● WORK INSTRUCTIONS
Among the entries below, find the lines with "已知函数" and copy them.

● Stored items
::::::

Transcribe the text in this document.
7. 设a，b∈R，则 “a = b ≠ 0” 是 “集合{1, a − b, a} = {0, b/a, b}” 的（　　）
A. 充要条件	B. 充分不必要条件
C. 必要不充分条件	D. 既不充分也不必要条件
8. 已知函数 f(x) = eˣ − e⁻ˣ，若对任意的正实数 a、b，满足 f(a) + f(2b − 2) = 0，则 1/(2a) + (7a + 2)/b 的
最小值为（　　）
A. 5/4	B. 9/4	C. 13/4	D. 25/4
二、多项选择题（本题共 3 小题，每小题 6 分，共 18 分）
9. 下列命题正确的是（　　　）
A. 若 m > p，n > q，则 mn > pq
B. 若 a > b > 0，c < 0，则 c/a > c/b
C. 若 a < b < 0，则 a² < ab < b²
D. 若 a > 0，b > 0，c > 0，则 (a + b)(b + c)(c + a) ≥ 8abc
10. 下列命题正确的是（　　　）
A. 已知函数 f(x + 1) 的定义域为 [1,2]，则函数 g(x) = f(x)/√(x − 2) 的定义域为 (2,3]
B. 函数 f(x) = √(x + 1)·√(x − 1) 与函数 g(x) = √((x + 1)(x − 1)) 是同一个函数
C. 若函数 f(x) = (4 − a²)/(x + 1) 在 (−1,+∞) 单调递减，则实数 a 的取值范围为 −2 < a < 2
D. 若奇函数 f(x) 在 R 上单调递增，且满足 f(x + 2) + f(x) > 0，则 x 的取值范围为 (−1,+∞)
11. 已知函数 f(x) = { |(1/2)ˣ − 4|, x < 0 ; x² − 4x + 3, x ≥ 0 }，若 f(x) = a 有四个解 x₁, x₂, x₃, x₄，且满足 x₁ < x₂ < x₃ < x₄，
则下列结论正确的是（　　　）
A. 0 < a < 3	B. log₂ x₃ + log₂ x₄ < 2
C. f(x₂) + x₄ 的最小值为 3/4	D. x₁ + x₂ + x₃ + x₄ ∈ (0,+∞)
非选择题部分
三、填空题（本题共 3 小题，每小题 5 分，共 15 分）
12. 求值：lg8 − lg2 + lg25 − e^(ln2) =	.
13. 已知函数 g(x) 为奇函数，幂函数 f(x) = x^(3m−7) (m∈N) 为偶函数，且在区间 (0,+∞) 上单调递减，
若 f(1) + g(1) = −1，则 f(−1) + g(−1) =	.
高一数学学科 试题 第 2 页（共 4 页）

::::::

● WRITTEN SOLUTION
8. 已知函数 f(x) = eˣ − e⁻ˣ，若对任意的正实数 a、b，满足 f(a) + f(2b − 2) = 0，则 1/(2a) + (7a + 2)/b 的
A. 已知函数 f(x + 1) 的定义域为 [1,2]，则函数 g(x) = f(x)/√(x − 2) 的定义域为 (2,3]
11. 已知函数 f(x) = { |(1/2)ˣ − 4|, x < 0 ; x² − 4x + 3, x ≥ 0 }，若 f(x) = a 有四个解 x₁, x₂, x₃, x₄，且满足 x₁ < x₂ < x₃ < x₄，
13. 已知函数 g(x) 为奇函数，幂函数 f(x) = x^(3m−7) (m∈N) 为偶函数，且在区间 (0,+∞) 上单调递减，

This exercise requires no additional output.